- Set task
Extract every entry word for word.

- Data extract
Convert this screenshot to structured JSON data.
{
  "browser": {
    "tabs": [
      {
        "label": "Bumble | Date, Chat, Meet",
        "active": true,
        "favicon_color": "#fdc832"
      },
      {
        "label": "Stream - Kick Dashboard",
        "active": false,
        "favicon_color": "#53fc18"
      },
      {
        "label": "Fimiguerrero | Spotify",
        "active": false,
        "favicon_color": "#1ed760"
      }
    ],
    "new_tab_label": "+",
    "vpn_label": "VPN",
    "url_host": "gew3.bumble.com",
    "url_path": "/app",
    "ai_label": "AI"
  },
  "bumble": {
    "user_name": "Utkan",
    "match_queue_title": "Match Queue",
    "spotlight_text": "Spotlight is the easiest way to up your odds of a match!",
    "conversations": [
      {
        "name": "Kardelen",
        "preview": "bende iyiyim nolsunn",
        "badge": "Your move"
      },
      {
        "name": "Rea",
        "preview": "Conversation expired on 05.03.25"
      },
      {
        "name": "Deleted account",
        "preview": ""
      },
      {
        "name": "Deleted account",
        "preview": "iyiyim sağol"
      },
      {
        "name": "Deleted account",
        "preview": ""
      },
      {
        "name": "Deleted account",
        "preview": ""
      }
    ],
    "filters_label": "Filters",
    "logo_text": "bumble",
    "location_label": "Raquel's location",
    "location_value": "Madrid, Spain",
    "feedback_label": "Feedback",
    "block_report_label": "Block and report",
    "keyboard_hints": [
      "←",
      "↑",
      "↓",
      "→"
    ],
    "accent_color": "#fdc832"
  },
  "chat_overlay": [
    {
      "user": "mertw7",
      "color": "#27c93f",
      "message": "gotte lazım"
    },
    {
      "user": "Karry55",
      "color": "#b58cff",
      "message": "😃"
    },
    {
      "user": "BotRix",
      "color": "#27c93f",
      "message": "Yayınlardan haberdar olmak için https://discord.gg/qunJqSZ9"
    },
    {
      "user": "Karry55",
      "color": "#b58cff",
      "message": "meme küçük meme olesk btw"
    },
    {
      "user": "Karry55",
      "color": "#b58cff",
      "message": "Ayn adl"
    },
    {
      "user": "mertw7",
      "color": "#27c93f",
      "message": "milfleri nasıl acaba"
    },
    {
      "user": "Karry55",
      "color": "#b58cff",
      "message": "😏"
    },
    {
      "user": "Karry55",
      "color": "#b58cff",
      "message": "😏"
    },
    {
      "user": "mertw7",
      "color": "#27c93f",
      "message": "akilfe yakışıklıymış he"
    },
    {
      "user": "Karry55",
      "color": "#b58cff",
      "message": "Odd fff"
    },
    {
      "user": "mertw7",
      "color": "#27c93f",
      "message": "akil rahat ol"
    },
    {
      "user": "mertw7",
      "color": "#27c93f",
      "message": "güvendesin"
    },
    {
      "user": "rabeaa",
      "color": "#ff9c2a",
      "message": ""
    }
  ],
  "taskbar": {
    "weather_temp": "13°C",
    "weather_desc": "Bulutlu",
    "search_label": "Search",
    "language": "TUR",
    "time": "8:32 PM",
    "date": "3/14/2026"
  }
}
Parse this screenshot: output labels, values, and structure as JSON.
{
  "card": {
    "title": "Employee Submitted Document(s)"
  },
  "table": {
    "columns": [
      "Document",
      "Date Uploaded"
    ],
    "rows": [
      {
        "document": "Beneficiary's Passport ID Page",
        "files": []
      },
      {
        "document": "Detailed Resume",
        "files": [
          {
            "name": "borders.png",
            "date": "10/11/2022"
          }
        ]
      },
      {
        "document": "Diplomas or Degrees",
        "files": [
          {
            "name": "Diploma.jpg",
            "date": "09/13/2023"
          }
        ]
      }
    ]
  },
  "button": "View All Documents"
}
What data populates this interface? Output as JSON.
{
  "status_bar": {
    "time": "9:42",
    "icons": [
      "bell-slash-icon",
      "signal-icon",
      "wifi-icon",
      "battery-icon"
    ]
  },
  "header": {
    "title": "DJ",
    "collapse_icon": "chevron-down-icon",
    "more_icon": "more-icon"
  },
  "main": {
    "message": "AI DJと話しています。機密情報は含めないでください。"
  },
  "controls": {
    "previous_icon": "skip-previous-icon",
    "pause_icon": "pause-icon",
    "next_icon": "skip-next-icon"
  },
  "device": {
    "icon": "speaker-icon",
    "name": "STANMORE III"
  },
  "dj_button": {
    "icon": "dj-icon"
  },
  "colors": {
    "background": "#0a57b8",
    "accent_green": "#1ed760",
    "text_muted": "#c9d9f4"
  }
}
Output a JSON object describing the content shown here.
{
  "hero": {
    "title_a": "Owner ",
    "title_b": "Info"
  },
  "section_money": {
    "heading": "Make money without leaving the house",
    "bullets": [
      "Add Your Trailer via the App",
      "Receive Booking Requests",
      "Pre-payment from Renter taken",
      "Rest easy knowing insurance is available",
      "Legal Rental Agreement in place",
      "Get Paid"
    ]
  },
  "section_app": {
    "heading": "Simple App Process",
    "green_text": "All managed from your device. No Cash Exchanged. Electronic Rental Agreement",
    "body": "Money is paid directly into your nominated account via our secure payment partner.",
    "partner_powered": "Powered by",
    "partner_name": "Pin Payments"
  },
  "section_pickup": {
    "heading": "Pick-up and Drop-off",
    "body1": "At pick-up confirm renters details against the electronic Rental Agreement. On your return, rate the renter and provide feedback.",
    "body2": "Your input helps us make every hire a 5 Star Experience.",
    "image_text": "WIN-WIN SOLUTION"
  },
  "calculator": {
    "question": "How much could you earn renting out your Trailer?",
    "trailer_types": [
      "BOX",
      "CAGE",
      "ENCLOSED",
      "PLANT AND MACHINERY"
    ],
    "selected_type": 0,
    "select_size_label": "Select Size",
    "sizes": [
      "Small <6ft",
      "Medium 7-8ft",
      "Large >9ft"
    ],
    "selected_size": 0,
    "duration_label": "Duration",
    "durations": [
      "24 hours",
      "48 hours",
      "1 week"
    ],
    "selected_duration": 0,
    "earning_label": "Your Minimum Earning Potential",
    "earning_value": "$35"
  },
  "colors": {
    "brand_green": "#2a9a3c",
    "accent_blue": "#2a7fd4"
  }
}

- Task answer
Convert this screenshot to structured JSON data.
{
  "browser": {
    "tabs": [
      {
        "label": "Bumble | Date, Chat, Meet",
        "active": true,
        "favicon_color": "#fdc832"
      },
      {
        "label": "Stream - Kick Dashboard",
        "active": false,
        "favicon_color": "#53fc18"
      },
      {
        "label": "Fimiguerrero | Spotify",
        "active": false,
        "favicon_color": "#1ed760"
      }
    ],
    "new_tab_label": "+",
    "vpn_label": "VPN",
    "url_host": "gew3.bumble.com",
    "url_path": "/app",
    "ai_label": "AI"
  },
  "bumble": {
    "user_name": "Utkan",
    "match_queue_title": "Match Queue",
    "spotlight_text": "Spotlight is the easiest way to up your odds of a match!",
    "conversations": [
      {
        "name": "Kardelen",
        "preview": "bende iyiyim nolsunn",
        "badge": "Your move"
      },
      {
        "name": "Rea",
        "preview": "Conversation expired on 05.03.25"
      },
      {
        "name": "Deleted account",
        "preview": ""
      },
      {
        "name": "Deleted account",
        "preview": "iyiyim sağol"
      },
      {
        "name": "Deleted account",
        "preview": ""
      },
      {
        "name": "Deleted account",
        "preview": ""
      }
    ],
    "filters_label": "Filters",
    "logo_text": "bumble",
    "location_label": "Raquel's location",
    "location_value": "Madrid, Spain",
    "feedback_label": "Feedback",
    "block_report_label": "Block and report",
    "keyboard_hints": [
      "←",
      "↑",
      "↓",
      "→"
    ],
    "accent_color": "#fdc832"
  },
  "chat_overlay": [
    {
      "user": "mertw7",
      "color": "#27c93f",
      "message": "gotte lazım"
    },
    {
      "user": "Karry55",
      "color": "#b58cff",
      "message": "😃"
    },
    {
      "user": "BotRix",
      "color": "#27c93f",
      "message": "Yayınlardan haberdar olmak için https://discord.gg/qunJqSZ9"
    },
    {
      "user": "Karry55",
      "color": "#b58cff",
      "message": "meme küçük meme olesk btw"
    },
    {
      "user": "Karry55",
      "color": "#b58cff",
      "message": "Ayn adl"
    },
    {
      "user": "mertw7",
      "color": "#27c93f",
      "message": "milfleri nasıl acaba"
    },
    {
      "user": "Karry55",
      "color": "#b58cff",
      "message": "😏"
    },
    {
      "user": "Karry55",
      "color": "#b58cff",
      "message": "😏"
    },
    {
      "user": "mertw7",
      "color": "#27c93f",
      "message": "akilfe yakışıklıymış he"
    },
    {
      "user": "Karry55",
      "color": "#b58cff",
      "message": "Odd fff"
    },
    {
      "user": "mertw7",
      "color": "#27c93f",
      "message": "akil rahat ol"
    },
    {
      "user": "mertw7",
      "color": "#27c93f",
      "message": "güvendesin"
    },
    {
      "user": "rabeaa",
      "color": "#ff9c2a",
      "message": ""
    }
  ],
  "taskbar": {
    "weather_temp": "13°C",
    "weather_desc": "Bulutlu",
    "search_label": "Search",
    "language": "TUR",
    "time": "8:32 PM",
    "date": "3/14/2026"
  }
}
Parse this screenshot: output labels, values, and structure as JSON.
{
  "card": {
    "title": "Employee Submitted Document(s)"
  },
  "table": {
    "columns": [
      "Document",
      "Date Uploaded"
    ],
    "rows": [
      {
        "document": "Beneficiary's Passport ID Page",
        "files": []
      },
      {
        "document": "Detailed Resume",
        "files": [
          {
            "name": "borders.png",
            "date": "10/11/2022"
          }
        ]
      },
      {
        "document": "Diplomas or Degrees",
        "files": [
          {
            "name": "Diploma.jpg",
            "date": "09/13/2023"
          }
        ]
      }
    ]
  },
  "button": "View All Documents"
}
What data populates this interface? Output as JSON.
{
  "status_bar": {
    "time": "9:42",
    "icons": [
      "bell-slash-icon",
      "signal-icon",
      "wifi-icon",
      "battery-icon"
    ]
  },
  "header": {
    "title": "DJ",
    "collapse_icon": "chevron-down-icon",
    "more_icon": "more-icon"
  },
  "main": {
    "message": "AI DJと話しています。機密情報は含めないでください。"
  },
  "controls": {
    "previous_icon": "skip-previous-icon",
    "pause_icon": "pause-icon",
    "next_icon": "skip-next-icon"
  },
  "device": {
    "icon": "speaker-icon",
    "name": "STANMORE III"
  },
  "dj_button": {
    "icon": "dj-icon"
  },
  "colors": {
    "background": "#0a57b8",
    "accent_green": "#1ed760",
    "text_muted": "#c9d9f4"
  }
}
Output a JSON object describing the content shown here.
{
  "hero": {
    "title_a": "Owner ",
    "title_b": "Info"
  },
  "section_money": {
    "heading": "Make money without leaving the house",
    "bullets": [
      "Add Your Trailer via the App",
      "Receive Booking Requests",
      "Pre-payment from Renter taken",
      "Rest easy knowing insurance is available",
      "Legal Rental Agreement in place",
      "Get Paid"
    ]
  },
  "section_app": {
    "heading": "Simple App Process",
    "green_text": "All managed from your device. No Cash Exchanged. Electronic Rental Agreement",
    "body": "Money is paid directly into your nominated account via our secure payment partner.",
    "partner_powered": "Powered by",
    "partner_name": "Pin Payments"
  },
  "section_pickup": {
    "heading": "Pick-up and Drop-off",
    "body1": "At pick-up confirm renters details against the electronic Rental Agreement. On your return, rate the renter and provide feedback.",
    "body2": "Your input helps us make every hire a 5 Star Experience.",
    "image_text": "WIN-WIN SOLUTION"
  },
  "calculator": {
    "question": "How much could you earn renting out your Trailer?",
    "trailer_types": [
      "BOX",
      "CAGE",
      "ENCLOSED",
      "PLANT AND MACHINERY"
    ],
    "selected_type": 0,
    "select_size_label": "Select Size",
    "sizes": [
      "Small <6ft",
      "Medium 7-8ft",
      "Large >9ft"
    ],
    "selected_size": 0,
    "duration_label": "Duration",
    "durations": [
      "24 hours",
      "48 hours",
      "1 week"
    ],
    "selected_duration": 0,
    "earning_label": "Your Minimum Earning Potential",
    "earning_value": "$35"
  },
  "colors": {
    "brand_green": "#2a9a3c",
    "accent_blue": "#2a7fd4"
  }
}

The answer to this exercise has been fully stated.